Text to read -
╭──

At this point, the rain-fed wetland is depend on precise climate information,  especially for on-set seasonal information to confirm when the planting time should be started. Before 1956, Javanese farmer using indigenous knowledge of Planting Calendar called “Pranata Mangsa”, and after 1956 king of Surakarta (Pakubuwana IV) started to formalized the information.

However, the anthropogenic climate change has drastically change the climate pattern for the last 60 years. It also disrupt seasonal pattern in Indonesia that the climate forcing constructed from various kind of global & regional climate variability such as ENSO (El-Nino/La-Nina), Monsoon, Madden-Julian Oscillation,  Dipole Mode or Inter Tropical Convergence Zone. Therefore, the climatological statistic founds that “the new normal” has been more developed since then and the climate seasonal variability has been more various each years and leads to whether its extending dry or wet seasons. For example, several strong El-Nino has occurred (e.g. 1982-1983, 1997-1998,  2015-2016) and causing long drought and leads to crops fail all around Indonesia. In the future projections, the extreme ENSO more likely will be more frequent than the present day.

This graph, based on the comparison of atmospheric samples contained in ice cores and more recent direct measurements, provides evidence that atmospheric CO2 has increased since the Industrial Revolution. (Credit: Vostok ice core data/J.R. Petit et al.; NOAA Mauna Loa CO2 record.) Source: https://climate.nasa.gov/evidence/

The modern science era to collect climatological data has been established in Indonesia since early meteorology & geophysics agency has been founded in 1866 by the Dutch East Indies. However, the operational of climate prediction product just actively being produced and published recently. The current challenge is, how these kind of information are effectively and widely used by the end users like Farmers or Plantation. As previously mentioned that rain-fed paddy field are very sensitive to seasonal variability, especially on water sufficiency. The seasonal variability also affect on pest development and varies in different landscape.

History

Back to 1989, the first group of Farmer Field Schools (FFS) were conducted in the rice fields of Indonesia and involved 200 FFSs in four districts of Yogyakarta. These were initiated by the Indonesian National Integrated Pest Management (IPM) Programme with funds from the Government of Indonesia – United States Agency for International Development (GoI-USAID) and technical assistance from FAO. By 1990, the Indonesian National IPM Programme scaled up and launched over 1,800 FFSs for rice IPM in six provinces in Java, Sumatra and South Sulawesi. In 1991, the pilot FFSs in IPM for rotation crops (mainly soybeans) was initiated while the FFS Programme was used in different countries in Asia [1]. This is how the “embryo” of Field School formed. The FFS is particularly suited and specifically developed for field studies, where hands-on management skills and conceptual understanding (based on non-formal adult education principles) is required.

The Climate Field School were formulated for experiments in 2005 and 2006, starting in Indramayu, West Java, by the Directorate General of Food Crops (Ministry of Agriculture, Jakarta), the Asian Disaster Preparedness Center (ADPC, Bangkok), BMKG (at the time the name is BMG: Agency for Meteorology and Geophysics), the Indonesian National Meteorological and Hydrological Services (NMHS), and IPB (University of Agriculture, Bogor). The main general aim of such CFSs is to increase farmers’ knowledge on the application of climate information in their decision making [2].

╰──

Entries -
╭──

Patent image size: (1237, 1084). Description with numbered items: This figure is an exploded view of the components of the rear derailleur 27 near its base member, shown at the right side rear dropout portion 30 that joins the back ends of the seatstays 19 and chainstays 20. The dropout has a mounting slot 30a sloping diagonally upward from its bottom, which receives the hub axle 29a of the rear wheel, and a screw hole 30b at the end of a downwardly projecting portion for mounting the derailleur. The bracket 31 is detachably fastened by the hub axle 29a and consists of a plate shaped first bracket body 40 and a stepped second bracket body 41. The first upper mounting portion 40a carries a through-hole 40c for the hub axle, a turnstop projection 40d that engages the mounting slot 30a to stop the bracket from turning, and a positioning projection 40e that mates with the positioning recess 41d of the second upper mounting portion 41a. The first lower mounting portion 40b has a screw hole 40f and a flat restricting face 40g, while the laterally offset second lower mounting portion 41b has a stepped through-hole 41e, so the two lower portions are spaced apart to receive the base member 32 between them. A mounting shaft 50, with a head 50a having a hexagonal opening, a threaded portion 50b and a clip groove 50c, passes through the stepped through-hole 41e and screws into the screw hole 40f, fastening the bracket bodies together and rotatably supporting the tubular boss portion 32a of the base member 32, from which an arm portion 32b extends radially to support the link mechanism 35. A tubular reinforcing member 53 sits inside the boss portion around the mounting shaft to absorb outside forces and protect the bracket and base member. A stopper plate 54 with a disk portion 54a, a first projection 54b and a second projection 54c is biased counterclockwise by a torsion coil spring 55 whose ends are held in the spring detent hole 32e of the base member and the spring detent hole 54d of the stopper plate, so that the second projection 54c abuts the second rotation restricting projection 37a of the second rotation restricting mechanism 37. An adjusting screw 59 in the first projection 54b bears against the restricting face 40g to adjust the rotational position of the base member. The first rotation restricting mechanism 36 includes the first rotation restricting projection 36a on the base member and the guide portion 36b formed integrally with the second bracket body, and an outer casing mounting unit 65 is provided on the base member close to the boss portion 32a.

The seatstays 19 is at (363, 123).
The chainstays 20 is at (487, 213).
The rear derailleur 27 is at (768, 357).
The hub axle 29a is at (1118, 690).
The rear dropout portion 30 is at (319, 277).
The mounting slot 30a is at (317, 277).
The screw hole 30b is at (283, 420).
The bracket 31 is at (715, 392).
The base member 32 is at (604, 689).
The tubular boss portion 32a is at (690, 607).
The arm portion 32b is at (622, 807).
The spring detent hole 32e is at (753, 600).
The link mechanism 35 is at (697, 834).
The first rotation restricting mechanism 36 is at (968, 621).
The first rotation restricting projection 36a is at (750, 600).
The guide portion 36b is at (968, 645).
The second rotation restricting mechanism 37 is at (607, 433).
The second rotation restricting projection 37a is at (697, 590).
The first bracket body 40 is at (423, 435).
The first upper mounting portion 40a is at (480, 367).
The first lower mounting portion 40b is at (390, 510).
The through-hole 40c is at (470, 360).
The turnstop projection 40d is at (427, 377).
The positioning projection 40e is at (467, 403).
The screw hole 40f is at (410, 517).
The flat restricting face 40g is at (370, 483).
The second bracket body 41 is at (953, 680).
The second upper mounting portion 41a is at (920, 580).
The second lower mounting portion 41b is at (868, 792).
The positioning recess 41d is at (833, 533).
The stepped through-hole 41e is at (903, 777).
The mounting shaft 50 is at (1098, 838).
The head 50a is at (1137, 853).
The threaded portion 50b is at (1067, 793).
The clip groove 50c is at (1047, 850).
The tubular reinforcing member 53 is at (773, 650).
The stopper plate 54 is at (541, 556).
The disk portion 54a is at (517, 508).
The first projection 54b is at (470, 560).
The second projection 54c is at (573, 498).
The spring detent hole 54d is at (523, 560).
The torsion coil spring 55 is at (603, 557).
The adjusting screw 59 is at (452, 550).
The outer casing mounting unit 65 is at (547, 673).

╰──

Problems and tasks -
[a] Answer these questions using the text on climate and farming in Indonesia.
(i) In what year was the early meteorology and geophysics agency founded, and by whom?
(ii) How many Farmer Field Schools were involved in 1989, and where were they held?
(iii) In which place did the Climate Field School experiments start?
[b] Reproduce the section of the text on climate and farming in Indonesia that begins at "The Climate Field" and stops after "decision making [2].".

Solutions below -
[a]
(i) 1866, by the Dutch East Indies.
(ii) 200, in four districts of Yogyakarta.
(iii) Indramayu, West Java.

[b]
The Climate Field School were formulated for experiments in 2005 and 2006, starting in Indramayu, West Java, by the Directorate General of Food Crops (Ministry of Agriculture, Jakarta), the Asian Disaster Preparedness Center (ADPC, Bangkok), BMKG (at the time the name is BMG: Agency for Meteorology and Geophysics), the Indonesian National Meteorological and Hydrological Services (NMHS), and IPB (University of Agriculture, Bogor). The main general aim of such CFSs is to increase farmers’ knowledge on the application of climate information in their decision making [2].